** Begin RECORD SET **

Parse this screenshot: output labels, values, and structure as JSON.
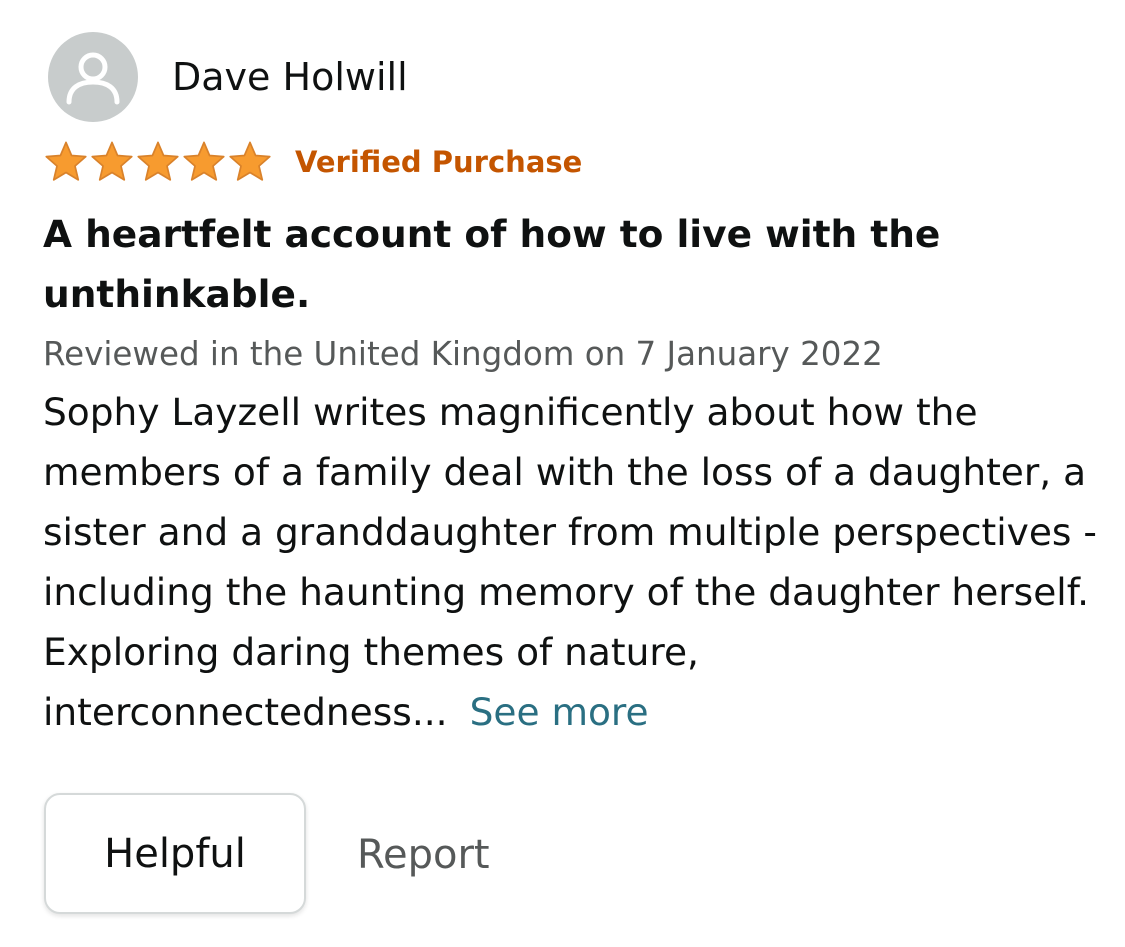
{
  "review": {
    "reviewer_name": "Dave Holwill",
    "avatar_icon": "user-silhouette-icon",
    "rating": {
      "stars": 5,
      "max_stars": 5,
      "star_icon": "star-icon",
      "star_color": "#f79b2f"
    },
    "verified_label": "Verified Purchase",
    "title": "A heartfelt account of how to live with the unthinkable.",
    "date_line": "Reviewed in the United Kingdom on 7 January 2022",
    "body": "Sophy Layzell writes magnificently about how the members of a family deal with the loss of a daughter, a sister and a granddaughter from multiple perspectives - including the haunting memory of the daughter herself. Exploring daring themes of nature, interconnectedness...",
    "see_more_label": "See more",
    "helpful_label": "Helpful",
    "report_label": "Report"
  },
  "colors": {
    "verified": "#c45500",
    "link": "#2a6f82",
    "secondary_text": "#565959",
    "avatar_background": "#c8cccc"
  }
}
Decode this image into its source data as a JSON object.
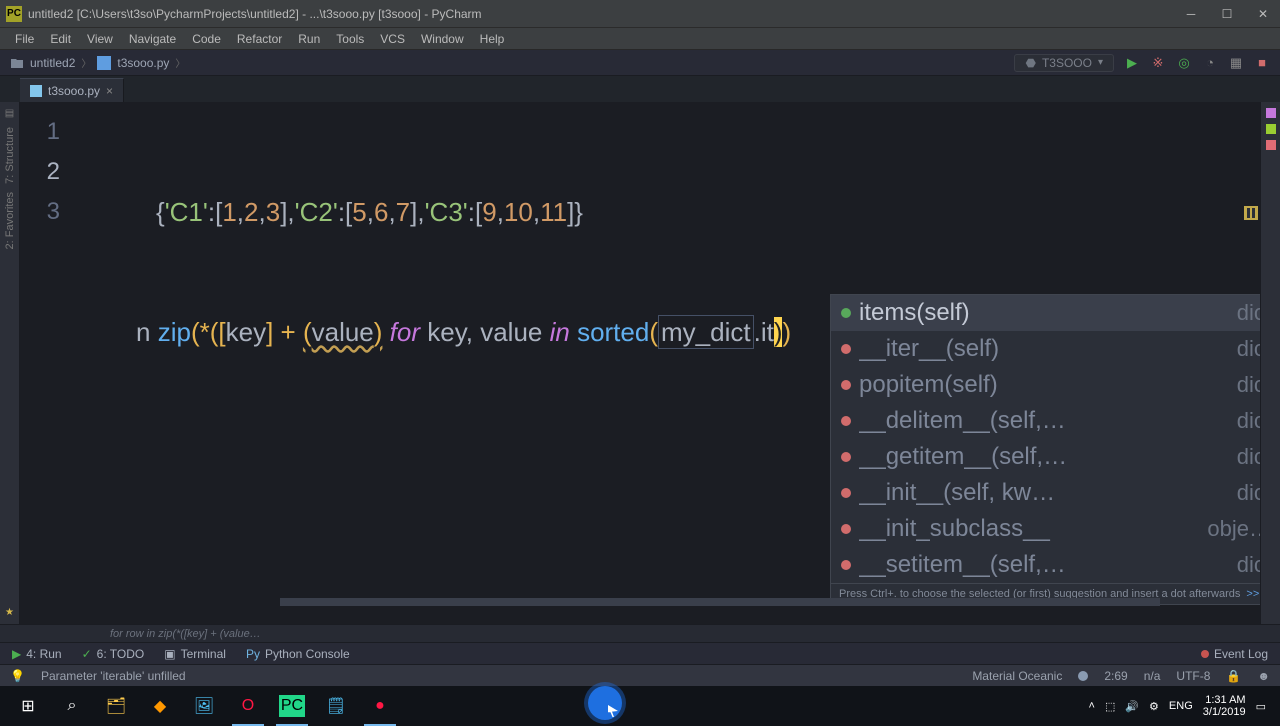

** End RECORD SET **

> **GIVEN INSTRUCTION**
Extract all the entries word for word; omit any pictures.

> **ANSWER FOR THIS EXERCISE**
Parse this screenshot: output labels, values, and structure as JSON.
{
  "review": {
    "reviewer_name": "Dave Holwill",
    "avatar_icon": "user-silhouette-icon",
    "rating": {
      "stars": 5,
      "max_stars": 5,
      "star_icon": "star-icon",
      "star_color": "#f79b2f"
    },
    "verified_label": "Verified Purchase",
    "title": "A heartfelt account of how to live with the unthinkable.",
    "date_line": "Reviewed in the United Kingdom on 7 January 2022",
    "body": "Sophy Layzell writes magnificently about how the members of a family deal with the loss of a daughter, a sister and a granddaughter from multiple perspectives - including the haunting memory of the daughter herself. Exploring daring themes of nature, interconnectedness...",
    "see_more_label": "See more",
    "helpful_label": "Helpful",
    "report_label": "Report"
  },
  "colors": {
    "verified": "#c45500",
    "link": "#2a6f82",
    "secondary_text": "#565959",
    "avatar_background": "#c8cccc"
  }
}
Decode this image into its source data as a JSON object.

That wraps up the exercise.